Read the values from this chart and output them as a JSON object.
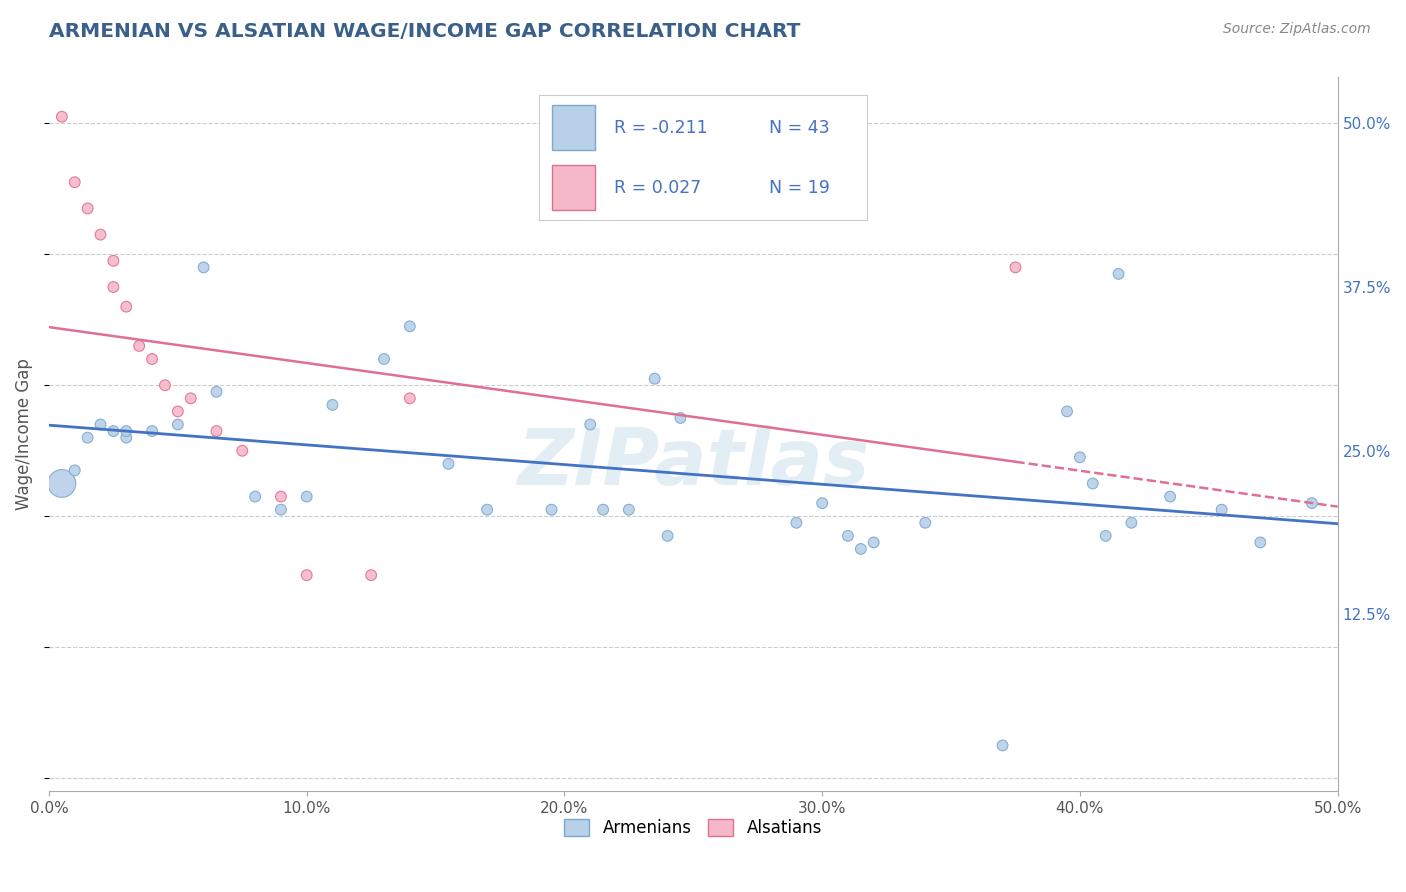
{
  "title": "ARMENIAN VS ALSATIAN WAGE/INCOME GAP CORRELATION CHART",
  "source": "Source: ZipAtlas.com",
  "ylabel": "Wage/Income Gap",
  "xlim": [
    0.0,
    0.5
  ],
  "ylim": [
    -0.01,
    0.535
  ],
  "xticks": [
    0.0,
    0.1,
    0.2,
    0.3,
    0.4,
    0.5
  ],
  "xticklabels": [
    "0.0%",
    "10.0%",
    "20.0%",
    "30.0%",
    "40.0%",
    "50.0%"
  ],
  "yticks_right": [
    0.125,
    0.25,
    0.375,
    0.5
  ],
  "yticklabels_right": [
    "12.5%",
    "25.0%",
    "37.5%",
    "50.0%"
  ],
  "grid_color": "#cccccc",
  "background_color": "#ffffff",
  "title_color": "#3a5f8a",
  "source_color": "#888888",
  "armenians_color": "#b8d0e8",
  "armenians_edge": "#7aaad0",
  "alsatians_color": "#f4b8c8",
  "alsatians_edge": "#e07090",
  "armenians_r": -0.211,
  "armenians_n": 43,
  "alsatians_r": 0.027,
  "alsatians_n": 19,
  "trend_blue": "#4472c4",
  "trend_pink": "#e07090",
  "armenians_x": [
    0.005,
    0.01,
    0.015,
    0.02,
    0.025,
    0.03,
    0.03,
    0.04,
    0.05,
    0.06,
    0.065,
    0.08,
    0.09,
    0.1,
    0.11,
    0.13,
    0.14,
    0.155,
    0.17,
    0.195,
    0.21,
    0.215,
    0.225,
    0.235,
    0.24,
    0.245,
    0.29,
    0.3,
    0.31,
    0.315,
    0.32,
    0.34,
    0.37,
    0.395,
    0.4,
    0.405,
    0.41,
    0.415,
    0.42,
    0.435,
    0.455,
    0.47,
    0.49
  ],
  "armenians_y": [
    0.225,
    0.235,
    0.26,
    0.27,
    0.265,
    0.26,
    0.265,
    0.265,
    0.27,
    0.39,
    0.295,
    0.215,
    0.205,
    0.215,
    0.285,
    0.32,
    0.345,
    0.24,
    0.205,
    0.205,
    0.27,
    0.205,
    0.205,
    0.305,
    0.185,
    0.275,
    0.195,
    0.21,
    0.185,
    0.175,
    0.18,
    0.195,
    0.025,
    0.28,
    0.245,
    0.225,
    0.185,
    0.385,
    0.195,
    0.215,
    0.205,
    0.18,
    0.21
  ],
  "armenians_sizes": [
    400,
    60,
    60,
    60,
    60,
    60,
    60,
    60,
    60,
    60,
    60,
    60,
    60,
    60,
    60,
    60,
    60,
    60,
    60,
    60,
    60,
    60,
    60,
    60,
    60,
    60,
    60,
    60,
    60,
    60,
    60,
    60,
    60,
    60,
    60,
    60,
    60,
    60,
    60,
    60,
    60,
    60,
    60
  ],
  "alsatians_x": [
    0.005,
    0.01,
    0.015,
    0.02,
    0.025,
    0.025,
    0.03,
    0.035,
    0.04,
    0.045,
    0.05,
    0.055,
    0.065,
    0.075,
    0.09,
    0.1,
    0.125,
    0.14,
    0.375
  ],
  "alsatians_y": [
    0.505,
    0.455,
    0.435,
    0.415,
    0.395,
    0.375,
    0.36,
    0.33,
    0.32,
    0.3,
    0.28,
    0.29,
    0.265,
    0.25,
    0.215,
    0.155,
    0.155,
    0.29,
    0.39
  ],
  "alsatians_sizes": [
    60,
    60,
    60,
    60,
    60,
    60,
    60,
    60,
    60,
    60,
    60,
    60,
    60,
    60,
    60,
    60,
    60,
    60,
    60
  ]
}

________________________

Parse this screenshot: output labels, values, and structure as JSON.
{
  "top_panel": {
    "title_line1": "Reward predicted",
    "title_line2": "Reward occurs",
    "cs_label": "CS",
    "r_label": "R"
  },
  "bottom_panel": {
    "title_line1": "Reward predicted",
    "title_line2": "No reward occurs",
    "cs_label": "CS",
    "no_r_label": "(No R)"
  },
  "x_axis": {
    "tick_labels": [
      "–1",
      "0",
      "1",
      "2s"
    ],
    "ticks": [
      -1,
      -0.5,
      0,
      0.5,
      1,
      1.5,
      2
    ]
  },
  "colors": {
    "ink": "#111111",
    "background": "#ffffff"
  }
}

________________________

Read through the data and copy every line where "JSON" shows up.

- Solution for this exercise -
Read the values from this chart and output them as a JSON object.
Parse this screenshot: output labels, values, and structure as JSON.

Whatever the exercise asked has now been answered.